§ EXERCISE TASK:
Copy all lines holding the word "Board" from the entries.
# start of MATERIAL
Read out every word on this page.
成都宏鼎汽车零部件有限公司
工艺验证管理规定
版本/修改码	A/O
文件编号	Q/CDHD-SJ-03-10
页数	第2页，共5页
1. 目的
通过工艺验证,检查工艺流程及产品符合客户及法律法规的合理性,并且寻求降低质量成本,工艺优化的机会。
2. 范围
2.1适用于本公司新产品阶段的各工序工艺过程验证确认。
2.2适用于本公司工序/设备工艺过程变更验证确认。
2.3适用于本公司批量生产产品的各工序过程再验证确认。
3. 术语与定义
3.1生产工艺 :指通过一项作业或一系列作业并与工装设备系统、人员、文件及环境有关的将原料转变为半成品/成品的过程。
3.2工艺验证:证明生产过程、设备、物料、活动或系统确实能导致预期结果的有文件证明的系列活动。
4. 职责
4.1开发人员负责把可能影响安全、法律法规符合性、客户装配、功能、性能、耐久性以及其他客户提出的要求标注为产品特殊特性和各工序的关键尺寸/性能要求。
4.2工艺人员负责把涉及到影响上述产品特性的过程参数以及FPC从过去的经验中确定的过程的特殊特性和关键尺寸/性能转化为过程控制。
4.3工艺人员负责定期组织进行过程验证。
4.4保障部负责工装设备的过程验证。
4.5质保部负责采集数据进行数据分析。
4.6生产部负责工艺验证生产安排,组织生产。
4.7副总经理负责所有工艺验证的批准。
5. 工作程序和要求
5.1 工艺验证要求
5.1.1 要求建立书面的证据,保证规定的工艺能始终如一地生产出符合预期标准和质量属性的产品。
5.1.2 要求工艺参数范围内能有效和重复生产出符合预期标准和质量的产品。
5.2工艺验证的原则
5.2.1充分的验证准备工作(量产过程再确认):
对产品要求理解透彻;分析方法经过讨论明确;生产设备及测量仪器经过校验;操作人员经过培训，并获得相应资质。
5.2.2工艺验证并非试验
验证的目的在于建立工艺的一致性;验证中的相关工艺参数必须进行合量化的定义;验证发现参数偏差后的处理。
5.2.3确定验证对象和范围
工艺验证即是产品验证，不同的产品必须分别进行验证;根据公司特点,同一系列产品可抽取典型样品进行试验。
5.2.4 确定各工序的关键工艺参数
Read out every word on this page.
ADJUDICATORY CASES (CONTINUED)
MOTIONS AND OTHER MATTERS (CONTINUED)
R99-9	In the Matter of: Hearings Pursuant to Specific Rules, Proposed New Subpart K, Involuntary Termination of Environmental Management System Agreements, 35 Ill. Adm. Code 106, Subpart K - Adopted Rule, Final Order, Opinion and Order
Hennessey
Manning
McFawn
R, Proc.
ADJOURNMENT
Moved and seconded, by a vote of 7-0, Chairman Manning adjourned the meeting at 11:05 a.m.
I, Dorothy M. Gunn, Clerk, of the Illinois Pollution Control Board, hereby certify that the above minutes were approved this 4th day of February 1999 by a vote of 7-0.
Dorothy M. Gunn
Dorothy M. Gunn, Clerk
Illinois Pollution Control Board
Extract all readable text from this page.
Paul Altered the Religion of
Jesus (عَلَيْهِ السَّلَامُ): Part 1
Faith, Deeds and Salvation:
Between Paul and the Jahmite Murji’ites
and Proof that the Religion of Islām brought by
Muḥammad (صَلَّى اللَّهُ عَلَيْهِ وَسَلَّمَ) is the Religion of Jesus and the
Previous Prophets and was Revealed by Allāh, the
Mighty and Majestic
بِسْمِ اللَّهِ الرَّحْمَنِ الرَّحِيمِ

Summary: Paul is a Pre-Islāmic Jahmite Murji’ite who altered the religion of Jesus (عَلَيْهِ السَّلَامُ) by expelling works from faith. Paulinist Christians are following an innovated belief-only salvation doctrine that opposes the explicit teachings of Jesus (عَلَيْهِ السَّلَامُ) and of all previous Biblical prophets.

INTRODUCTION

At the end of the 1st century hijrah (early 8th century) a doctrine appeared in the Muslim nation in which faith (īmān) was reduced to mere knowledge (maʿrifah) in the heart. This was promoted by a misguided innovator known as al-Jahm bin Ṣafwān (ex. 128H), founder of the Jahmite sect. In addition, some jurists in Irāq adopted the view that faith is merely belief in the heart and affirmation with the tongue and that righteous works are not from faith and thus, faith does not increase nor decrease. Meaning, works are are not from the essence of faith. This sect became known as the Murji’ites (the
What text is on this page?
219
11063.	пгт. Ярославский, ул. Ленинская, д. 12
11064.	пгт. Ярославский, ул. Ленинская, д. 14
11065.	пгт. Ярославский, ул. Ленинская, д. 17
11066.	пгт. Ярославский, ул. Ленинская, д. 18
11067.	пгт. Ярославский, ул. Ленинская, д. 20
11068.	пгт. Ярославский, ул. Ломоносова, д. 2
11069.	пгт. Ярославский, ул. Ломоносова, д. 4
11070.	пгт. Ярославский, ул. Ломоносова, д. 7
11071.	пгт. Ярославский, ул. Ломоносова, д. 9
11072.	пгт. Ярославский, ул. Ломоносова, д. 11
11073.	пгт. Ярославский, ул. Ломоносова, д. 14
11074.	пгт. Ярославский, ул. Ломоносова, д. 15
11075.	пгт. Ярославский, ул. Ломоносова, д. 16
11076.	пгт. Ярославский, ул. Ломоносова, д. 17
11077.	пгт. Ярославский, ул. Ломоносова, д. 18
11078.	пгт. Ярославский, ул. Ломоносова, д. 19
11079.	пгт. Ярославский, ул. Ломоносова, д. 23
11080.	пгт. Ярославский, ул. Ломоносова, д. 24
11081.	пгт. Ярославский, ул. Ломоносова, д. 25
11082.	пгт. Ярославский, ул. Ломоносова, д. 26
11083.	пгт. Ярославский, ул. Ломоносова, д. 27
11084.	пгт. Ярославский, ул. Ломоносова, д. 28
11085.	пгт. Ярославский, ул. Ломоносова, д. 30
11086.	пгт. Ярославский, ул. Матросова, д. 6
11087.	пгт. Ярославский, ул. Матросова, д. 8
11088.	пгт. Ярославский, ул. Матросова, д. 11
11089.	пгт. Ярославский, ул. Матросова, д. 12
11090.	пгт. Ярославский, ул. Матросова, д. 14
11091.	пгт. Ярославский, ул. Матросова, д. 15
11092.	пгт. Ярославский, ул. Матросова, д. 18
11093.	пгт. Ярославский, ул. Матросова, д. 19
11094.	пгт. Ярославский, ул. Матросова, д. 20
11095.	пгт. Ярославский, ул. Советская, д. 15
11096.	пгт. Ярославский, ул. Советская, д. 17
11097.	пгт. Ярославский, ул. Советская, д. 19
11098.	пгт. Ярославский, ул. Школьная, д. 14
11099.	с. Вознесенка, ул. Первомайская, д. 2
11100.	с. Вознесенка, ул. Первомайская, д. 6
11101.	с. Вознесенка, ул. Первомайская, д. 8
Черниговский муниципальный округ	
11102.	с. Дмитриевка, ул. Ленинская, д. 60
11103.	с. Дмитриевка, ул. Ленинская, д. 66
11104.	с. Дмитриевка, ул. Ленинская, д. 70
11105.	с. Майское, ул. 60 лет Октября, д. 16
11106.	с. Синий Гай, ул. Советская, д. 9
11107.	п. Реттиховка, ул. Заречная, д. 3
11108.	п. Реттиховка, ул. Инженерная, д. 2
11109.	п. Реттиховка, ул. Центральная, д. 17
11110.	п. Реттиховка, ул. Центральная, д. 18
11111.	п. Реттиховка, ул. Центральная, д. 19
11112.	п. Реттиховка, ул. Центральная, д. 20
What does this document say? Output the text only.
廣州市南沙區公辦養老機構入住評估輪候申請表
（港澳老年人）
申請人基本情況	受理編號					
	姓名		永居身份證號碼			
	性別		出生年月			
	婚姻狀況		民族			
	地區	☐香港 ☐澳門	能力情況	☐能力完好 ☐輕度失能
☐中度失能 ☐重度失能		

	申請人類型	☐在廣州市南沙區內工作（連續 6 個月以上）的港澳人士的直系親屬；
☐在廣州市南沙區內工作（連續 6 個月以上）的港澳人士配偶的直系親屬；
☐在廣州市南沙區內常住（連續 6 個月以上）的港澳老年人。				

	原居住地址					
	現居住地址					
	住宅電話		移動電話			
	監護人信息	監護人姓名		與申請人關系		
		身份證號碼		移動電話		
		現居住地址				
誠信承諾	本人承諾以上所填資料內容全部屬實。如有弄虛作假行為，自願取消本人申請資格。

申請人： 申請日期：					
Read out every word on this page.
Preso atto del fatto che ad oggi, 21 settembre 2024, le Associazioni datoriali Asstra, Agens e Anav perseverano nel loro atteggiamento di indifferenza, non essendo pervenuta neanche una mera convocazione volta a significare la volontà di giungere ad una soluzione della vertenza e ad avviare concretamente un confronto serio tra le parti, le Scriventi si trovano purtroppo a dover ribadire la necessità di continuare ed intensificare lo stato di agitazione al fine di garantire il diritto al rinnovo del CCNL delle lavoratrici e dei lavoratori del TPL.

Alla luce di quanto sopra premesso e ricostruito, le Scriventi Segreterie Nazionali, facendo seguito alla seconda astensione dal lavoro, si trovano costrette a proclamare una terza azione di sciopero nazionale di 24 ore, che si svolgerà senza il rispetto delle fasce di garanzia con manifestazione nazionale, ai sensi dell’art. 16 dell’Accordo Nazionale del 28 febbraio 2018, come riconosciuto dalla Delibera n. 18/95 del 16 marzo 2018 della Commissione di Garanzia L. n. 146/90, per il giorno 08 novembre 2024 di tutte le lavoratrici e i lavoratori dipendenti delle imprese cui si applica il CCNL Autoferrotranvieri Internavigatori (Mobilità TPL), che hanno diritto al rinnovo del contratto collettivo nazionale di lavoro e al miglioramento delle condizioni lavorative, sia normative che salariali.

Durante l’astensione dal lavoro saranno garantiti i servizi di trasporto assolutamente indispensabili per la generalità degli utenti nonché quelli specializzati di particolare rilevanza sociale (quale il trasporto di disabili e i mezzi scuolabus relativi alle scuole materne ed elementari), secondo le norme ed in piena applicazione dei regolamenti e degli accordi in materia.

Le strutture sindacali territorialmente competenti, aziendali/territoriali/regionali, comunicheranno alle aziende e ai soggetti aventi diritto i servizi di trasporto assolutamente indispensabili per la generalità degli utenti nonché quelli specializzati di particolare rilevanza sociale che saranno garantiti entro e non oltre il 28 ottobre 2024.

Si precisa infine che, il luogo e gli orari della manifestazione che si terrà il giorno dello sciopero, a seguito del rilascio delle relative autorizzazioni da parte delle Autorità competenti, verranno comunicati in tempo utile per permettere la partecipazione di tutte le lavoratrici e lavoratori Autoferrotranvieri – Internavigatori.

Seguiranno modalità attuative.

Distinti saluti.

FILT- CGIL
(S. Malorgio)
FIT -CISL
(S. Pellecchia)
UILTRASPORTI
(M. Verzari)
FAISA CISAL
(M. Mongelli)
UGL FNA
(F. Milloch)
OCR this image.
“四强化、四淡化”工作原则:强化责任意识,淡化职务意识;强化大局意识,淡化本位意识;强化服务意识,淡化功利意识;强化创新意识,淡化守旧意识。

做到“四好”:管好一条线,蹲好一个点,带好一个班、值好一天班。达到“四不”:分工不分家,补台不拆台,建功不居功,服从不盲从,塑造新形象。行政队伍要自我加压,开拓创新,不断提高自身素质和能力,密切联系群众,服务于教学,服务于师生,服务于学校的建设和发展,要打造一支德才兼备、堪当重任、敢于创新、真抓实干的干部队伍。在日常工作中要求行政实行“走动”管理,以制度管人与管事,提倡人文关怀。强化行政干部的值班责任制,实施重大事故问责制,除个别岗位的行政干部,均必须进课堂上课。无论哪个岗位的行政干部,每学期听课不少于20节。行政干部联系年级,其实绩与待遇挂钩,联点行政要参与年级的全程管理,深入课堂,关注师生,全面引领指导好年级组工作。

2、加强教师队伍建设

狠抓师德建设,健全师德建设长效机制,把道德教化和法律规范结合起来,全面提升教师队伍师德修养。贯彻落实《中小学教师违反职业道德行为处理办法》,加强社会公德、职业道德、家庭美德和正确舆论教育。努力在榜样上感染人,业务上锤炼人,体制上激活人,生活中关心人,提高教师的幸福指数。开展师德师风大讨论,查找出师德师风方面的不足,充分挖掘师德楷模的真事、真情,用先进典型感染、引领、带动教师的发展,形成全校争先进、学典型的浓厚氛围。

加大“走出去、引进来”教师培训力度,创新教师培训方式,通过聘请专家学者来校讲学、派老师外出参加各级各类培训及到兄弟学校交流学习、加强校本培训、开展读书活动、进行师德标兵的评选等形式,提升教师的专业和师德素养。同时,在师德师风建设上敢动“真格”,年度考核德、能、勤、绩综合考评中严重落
# end of MATERIAL
§ COMPLETED EXERCISE:
I, Dorothy M. Gunn, Clerk, of the Illinois Pollution Control Board, hereby certify that the above minutes were approved this 4th day of February 1999 by a vote of 7-0.
Illinois Pollution Control Board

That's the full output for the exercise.